- Problem to work on
Filter the listing below, copying every line in which the word "взыскании" appears.

(Stored records)
━━━━━━━━━━
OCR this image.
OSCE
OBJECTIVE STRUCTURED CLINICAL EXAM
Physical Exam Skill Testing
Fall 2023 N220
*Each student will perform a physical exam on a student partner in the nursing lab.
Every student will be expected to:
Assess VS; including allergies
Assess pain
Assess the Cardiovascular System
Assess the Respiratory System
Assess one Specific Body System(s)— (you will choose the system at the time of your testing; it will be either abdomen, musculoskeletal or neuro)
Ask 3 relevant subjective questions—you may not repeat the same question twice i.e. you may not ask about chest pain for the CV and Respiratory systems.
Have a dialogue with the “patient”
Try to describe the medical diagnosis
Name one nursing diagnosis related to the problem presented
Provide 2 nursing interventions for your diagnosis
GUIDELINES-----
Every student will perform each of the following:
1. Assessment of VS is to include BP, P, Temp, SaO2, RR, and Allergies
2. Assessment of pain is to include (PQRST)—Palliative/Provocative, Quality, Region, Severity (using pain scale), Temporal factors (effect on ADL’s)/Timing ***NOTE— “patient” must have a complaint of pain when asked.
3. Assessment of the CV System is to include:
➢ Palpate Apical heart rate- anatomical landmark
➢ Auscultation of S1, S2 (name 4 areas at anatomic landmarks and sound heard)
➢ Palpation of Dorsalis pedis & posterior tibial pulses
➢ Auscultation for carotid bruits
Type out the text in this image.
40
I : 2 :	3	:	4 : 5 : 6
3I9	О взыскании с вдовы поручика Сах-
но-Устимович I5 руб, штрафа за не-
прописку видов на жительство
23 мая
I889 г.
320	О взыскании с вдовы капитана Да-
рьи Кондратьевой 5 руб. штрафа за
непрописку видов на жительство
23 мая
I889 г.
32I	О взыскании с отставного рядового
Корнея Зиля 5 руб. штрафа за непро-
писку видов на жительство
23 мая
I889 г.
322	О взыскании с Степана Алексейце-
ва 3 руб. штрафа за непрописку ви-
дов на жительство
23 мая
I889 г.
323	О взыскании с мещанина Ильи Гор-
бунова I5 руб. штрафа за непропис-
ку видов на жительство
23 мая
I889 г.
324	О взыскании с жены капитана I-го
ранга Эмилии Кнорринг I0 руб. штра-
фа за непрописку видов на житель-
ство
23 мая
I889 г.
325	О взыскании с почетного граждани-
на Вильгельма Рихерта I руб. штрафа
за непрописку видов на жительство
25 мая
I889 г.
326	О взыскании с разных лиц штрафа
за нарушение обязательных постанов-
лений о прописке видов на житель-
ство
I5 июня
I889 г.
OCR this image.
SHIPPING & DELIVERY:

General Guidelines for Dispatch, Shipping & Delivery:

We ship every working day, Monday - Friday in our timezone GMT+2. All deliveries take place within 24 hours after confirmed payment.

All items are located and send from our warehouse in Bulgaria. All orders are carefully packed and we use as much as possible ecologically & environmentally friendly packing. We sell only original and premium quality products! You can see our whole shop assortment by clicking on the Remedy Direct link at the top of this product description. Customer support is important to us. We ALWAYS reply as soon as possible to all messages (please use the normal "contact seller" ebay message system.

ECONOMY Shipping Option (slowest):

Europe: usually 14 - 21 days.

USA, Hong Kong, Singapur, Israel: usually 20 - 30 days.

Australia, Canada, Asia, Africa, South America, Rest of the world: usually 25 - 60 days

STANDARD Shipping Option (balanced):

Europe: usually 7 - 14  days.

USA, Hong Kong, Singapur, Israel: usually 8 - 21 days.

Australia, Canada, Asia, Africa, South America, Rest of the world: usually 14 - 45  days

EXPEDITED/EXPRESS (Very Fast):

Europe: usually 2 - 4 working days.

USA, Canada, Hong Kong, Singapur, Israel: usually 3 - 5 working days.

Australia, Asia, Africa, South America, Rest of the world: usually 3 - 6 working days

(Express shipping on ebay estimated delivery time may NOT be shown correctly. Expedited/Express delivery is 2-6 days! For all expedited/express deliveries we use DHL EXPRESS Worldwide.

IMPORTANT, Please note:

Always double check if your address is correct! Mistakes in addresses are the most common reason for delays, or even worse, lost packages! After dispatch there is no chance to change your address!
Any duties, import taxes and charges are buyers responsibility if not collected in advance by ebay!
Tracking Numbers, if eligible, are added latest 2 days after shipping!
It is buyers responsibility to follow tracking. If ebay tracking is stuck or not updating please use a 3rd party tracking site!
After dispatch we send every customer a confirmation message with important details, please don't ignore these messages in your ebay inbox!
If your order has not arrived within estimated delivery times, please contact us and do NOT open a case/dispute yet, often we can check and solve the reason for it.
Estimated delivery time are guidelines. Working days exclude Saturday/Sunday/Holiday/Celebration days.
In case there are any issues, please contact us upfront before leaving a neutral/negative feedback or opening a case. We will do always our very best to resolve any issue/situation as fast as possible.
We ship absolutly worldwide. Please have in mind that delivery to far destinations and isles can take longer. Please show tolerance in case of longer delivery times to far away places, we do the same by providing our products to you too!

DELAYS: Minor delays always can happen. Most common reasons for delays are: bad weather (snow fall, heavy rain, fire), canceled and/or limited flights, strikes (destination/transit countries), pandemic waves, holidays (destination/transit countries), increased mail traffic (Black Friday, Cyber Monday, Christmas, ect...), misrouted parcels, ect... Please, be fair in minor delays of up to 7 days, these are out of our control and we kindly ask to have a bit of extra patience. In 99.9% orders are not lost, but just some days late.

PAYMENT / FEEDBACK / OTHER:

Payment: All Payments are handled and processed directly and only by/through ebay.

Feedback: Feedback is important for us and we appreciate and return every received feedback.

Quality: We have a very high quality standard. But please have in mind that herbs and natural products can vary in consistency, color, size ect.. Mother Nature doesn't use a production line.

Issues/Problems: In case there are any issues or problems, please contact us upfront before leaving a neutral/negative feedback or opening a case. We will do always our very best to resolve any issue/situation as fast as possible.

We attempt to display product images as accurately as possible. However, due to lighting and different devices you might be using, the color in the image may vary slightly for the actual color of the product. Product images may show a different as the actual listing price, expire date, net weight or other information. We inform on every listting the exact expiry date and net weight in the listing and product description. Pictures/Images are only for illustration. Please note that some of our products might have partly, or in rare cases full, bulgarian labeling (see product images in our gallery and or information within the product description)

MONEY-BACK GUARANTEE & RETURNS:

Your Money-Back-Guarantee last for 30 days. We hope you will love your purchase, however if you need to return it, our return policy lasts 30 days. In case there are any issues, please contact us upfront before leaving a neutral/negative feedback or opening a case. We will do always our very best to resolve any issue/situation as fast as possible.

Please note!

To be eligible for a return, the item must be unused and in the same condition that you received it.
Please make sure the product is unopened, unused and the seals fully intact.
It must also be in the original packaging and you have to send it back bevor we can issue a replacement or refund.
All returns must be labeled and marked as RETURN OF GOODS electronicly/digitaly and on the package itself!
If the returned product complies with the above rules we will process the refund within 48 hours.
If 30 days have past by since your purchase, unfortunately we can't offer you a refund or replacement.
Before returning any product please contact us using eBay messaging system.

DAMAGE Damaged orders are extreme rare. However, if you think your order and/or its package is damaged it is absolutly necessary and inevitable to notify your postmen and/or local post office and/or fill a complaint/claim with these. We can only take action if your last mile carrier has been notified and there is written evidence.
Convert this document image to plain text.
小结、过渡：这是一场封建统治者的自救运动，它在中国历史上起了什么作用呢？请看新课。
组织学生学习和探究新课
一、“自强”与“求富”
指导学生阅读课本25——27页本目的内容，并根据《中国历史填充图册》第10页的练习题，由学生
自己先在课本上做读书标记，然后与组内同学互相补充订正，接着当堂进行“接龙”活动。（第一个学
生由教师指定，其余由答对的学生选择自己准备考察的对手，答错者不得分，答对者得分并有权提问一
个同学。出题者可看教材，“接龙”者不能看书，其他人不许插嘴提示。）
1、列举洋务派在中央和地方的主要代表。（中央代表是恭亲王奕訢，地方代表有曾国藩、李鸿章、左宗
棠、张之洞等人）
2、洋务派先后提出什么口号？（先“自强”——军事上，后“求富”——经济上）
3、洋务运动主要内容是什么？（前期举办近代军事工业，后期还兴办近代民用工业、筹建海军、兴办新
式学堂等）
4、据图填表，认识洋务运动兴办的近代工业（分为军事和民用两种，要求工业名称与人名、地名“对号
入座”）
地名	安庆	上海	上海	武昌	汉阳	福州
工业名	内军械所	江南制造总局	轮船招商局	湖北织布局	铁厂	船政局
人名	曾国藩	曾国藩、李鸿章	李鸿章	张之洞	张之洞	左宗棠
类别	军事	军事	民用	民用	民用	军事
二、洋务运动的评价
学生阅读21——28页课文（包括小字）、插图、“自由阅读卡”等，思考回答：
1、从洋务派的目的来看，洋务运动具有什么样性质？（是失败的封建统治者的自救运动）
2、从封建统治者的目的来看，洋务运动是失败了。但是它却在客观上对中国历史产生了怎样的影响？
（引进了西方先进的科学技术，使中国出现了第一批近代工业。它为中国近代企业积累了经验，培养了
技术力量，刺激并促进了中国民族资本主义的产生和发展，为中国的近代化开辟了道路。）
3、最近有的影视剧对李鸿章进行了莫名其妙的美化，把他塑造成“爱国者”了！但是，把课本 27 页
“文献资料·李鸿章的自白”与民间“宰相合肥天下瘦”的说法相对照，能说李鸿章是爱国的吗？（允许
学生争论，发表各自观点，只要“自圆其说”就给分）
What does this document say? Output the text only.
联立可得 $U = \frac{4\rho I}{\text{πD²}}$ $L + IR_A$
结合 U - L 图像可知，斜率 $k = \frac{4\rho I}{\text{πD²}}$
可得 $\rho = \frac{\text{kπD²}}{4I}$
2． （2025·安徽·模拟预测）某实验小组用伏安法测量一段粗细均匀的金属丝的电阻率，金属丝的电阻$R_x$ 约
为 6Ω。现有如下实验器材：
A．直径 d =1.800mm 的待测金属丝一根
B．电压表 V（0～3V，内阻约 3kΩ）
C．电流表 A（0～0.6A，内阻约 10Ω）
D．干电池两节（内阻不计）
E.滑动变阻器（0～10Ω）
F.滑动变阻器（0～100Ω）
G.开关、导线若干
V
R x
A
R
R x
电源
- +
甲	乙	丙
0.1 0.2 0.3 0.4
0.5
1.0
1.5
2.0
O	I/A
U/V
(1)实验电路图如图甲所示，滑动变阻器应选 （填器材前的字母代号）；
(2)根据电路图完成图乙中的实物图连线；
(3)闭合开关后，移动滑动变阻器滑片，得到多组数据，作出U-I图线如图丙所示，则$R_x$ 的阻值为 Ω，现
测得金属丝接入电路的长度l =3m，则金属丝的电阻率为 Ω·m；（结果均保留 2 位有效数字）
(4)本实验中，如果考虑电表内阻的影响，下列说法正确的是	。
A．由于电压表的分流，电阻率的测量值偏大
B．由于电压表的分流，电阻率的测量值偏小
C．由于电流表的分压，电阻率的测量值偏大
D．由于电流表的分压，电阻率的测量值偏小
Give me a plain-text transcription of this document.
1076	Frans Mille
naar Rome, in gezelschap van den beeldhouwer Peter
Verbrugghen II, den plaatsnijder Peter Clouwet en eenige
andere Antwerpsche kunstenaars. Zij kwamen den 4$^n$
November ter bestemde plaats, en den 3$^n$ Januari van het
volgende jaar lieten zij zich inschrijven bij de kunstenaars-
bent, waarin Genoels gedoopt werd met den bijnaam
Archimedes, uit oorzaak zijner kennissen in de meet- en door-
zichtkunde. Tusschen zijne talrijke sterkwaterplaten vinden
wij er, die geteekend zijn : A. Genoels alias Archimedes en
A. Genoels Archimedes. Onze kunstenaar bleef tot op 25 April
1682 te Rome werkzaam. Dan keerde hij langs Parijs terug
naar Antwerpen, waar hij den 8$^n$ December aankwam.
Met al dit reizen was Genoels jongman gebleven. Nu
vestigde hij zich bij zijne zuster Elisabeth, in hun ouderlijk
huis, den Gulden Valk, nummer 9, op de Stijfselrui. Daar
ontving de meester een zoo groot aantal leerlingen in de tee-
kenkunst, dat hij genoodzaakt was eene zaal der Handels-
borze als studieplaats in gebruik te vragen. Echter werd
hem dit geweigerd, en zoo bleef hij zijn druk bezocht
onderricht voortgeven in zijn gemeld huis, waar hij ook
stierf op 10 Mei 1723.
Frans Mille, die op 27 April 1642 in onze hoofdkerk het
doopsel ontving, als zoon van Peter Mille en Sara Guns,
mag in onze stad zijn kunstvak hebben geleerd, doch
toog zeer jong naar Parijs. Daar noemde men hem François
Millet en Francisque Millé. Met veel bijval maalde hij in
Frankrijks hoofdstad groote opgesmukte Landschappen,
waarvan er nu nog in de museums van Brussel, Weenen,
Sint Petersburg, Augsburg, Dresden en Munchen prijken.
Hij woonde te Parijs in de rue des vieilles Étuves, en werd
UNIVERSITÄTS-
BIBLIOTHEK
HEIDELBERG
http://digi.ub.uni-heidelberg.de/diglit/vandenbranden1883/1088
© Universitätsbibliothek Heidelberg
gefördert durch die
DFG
━━━━━━━━━━
- Written answer
3I9	О взыскании с вдовы поручика Сах-
320	О взыскании с вдовы капитана Да-
32I	О взыскании с отставного рядового
322	О взыскании с Степана Алексейце-
323	О взыскании с мещанина Ильи Гор-
324	О взыскании с жены капитана I-го
325	О взыскании с почетного граждани-
326	О взыскании с разных лиц штрафа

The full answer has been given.